- [Instructions for the task] Repeat, without any change, the entries presented below.

>> start

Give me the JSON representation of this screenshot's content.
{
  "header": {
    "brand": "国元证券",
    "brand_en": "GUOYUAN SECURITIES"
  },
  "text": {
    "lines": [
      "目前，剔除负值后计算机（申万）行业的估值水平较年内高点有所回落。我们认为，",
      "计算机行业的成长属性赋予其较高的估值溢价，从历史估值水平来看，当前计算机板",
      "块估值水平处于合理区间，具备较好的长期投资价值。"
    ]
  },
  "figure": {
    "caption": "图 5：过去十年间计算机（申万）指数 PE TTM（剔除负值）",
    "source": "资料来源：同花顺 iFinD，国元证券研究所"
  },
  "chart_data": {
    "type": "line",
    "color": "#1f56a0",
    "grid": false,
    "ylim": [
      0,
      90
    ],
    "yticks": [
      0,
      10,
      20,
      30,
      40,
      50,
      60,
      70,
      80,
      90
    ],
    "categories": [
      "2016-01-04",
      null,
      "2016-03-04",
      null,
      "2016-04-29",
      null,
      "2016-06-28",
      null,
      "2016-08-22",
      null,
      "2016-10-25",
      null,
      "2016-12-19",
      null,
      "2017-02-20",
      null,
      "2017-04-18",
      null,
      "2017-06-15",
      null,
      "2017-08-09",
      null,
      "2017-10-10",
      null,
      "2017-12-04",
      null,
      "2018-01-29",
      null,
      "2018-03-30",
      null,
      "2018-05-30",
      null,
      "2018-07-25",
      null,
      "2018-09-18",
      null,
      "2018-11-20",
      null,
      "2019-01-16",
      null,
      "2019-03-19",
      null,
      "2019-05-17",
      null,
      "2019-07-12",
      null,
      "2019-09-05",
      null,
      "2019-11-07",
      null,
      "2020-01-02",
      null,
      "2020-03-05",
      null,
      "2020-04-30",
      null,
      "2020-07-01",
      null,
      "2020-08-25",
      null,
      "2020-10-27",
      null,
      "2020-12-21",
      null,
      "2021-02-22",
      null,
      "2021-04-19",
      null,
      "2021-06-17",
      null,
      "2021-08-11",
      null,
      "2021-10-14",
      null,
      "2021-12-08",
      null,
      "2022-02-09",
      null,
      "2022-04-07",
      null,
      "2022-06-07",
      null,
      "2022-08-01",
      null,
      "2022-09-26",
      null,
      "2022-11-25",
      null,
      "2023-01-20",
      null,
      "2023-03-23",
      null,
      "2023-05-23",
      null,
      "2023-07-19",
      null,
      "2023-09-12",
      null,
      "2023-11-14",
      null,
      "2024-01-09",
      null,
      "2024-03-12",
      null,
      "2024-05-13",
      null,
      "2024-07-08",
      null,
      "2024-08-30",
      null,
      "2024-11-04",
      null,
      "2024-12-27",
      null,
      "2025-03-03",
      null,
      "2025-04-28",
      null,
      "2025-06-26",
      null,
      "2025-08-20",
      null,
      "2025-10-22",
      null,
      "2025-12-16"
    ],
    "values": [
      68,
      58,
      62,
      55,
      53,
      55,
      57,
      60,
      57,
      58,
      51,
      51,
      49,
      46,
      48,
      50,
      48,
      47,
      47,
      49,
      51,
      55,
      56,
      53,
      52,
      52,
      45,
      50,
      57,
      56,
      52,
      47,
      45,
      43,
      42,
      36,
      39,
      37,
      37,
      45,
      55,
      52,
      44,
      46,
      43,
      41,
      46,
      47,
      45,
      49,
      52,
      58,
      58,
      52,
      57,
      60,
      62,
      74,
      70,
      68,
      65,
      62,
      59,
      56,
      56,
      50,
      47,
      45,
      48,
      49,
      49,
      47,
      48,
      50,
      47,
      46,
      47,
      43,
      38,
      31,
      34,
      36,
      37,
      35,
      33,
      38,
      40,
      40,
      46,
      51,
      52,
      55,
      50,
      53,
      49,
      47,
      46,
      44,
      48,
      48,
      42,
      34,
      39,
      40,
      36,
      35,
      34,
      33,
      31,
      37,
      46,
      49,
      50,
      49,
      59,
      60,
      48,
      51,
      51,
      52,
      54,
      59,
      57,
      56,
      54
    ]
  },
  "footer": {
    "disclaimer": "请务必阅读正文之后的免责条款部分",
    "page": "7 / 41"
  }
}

>> end

- [Written response]
Give me the JSON representation of this screenshot's content.
{
  "header": {
    "brand": "国元证券",
    "brand_en": "GUOYUAN SECURITIES"
  },
  "text": {
    "lines": [
      "目前，剔除负值后计算机（申万）行业的估值水平较年内高点有所回落。我们认为，",
      "计算机行业的成长属性赋予其较高的估值溢价，从历史估值水平来看，当前计算机板",
      "块估值水平处于合理区间，具备较好的长期投资价值。"
    ]
  },
  "figure": {
    "caption": "图 5：过去十年间计算机（申万）指数 PE TTM（剔除负值）",
    "source": "资料来源：同花顺 iFinD，国元证券研究所"
  },
  "chart_data": {
    "type": "line",
    "color": "#1f56a0",
    "grid": false,
    "ylim": [
      0,
      90
    ],
    "yticks": [
      0,
      10,
      20,
      30,
      40,
      50,
      60,
      70,
      80,
      90
    ],
    "categories": [
      "2016-01-04",
      null,
      "2016-03-04",
      null,
      "2016-04-29",
      null,
      "2016-06-28",
      null,
      "2016-08-22",
      null,
      "2016-10-25",
      null,
      "2016-12-19",
      null,
      "2017-02-20",
      null,
      "2017-04-18",
      null,
      "2017-06-15",
      null,
      "2017-08-09",
      null,
      "2017-10-10",
      null,
      "2017-12-04",
      null,
      "2018-01-29",
      null,
      "2018-03-30",
      null,
      "2018-05-30",
      null,
      "2018-07-25",
      null,
      "2018-09-18",
      null,
      "2018-11-20",
      null,
      "2019-01-16",
      null,
      "2019-03-19",
      null,
      "2019-05-17",
      null,
      "2019-07-12",
      null,
      "2019-09-05",
      null,
      "2019-11-07",
      null,
      "2020-01-02",
      null,
      "2020-03-05",
      null,
      "2020-04-30",
      null,
      "2020-07-01",
      null,
      "2020-08-25",
      null,
      "2020-10-27",
      null,
      "2020-12-21",
      null,
      "2021-02-22",
      null,
      "2021-04-19",
      null,
      "2021-06-17",
      null,
      "2021-08-11",
      null,
      "2021-10-14",
      null,
      "2021-12-08",
      null,
      "2022-02-09",
      null,
      "2022-04-07",
      null,
      "2022-06-07",
      null,
      "2022-08-01",
      null,
      "2022-09-26",
      null,
      "2022-11-25",
      null,
      "2023-01-20",
      null,
      "2023-03-23",
      null,
      "2023-05-23",
      null,
      "2023-07-19",
      null,
      "2023-09-12",
      null,
      "2023-11-14",
      null,
      "2024-01-09",
      null,
      "2024-03-12",
      null,
      "2024-05-13",
      null,
      "2024-07-08",
      null,
      "2024-08-30",
      null,
      "2024-11-04",
      null,
      "2024-12-27",
      null,
      "2025-03-03",
      null,
      "2025-04-28",
      null,
      "2025-06-26",
      null,
      "2025-08-20",
      null,
      "2025-10-22",
      null,
      "2025-12-16"
    ],
    "values": [
      68,
      58,
      62,
      55,
      53,
      55,
      57,
      60,
      57,
      58,
      51,
      51,
      49,
      46,
      48,
      50,
      48,
      47,
      47,
      49,
      51,
      55,
      56,
      53,
      52,
      52,
      45,
      50,
      57,
      56,
      52,
      47,
      45,
      43,
      42,
      36,
      39,
      37,
      37,
      45,
      55,
      52,
      44,
      46,
      43,
      41,
      46,
      47,
      45,
      49,
      52,
      58,
      58,
      52,
      57,
      60,
      62,
      74,
      70,
      68,
      65,
      62,
      59,
      56,
      56,
      50,
      47,
      45,
      48,
      49,
      49,
      47,
      48,
      50,
      47,
      46,
      47,
      43,
      38,
      31,
      34,
      36,
      37,
      35,
      33,
      38,
      40,
      40,
      46,
      51,
      52,
      55,
      50,
      53,
      49,
      47,
      46,
      44,
      48,
      48,
      42,
      34,
      39,
      40,
      36,
      35,
      34,
      33,
      31,
      37,
      46,
      49,
      50,
      49,
      59,
      60,
      48,
      51,
      51,
      52,
      54,
      59,
      57,
      56,
      54
    ]
  },
  "footer": {
    "disclaimer": "请务必阅读正文之后的免责条款部分",
    "page": "7 / 41"
  }
}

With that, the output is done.